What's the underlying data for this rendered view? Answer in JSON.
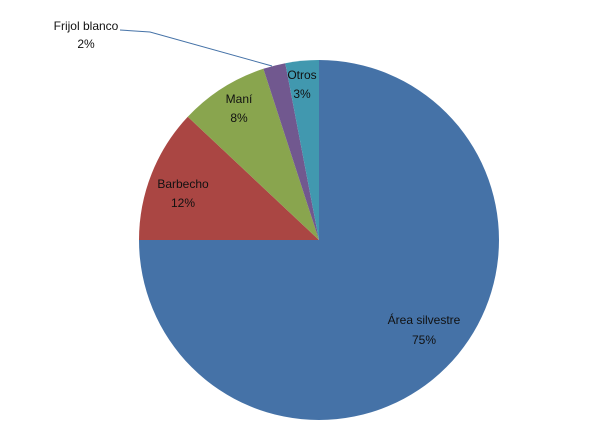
{
  "chart_data": {
    "type": "pie",
    "title": "",
    "start_angle_deg": 0,
    "direction": "clockwise",
    "slices": [
      {
        "name": "Área silvestre",
        "value": 75,
        "label": "75%",
        "color": "#4572A7"
      },
      {
        "name": "Barbecho",
        "value": 12,
        "label": "12%",
        "color": "#AA4643"
      },
      {
        "name": "Maní",
        "value": 8,
        "label": "8%",
        "color": "#89A54E"
      },
      {
        "name": "Frijol blanco",
        "value": 2,
        "label": "2%",
        "color": "#71588F"
      },
      {
        "name": "Otros",
        "value": 3,
        "label": "3%",
        "color": "#4198AF"
      }
    ],
    "leader_line_color": "#4572A7",
    "legend": "none"
  }
}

====

*GOAL OF THE EXERCISE*. Copy all lines from the data that hold the word "label".

*TASK ANSWER*.
        "label": "75%",
        "label": "12%",
        "label": "8%",
        "label": "2%",
        "label": "3%",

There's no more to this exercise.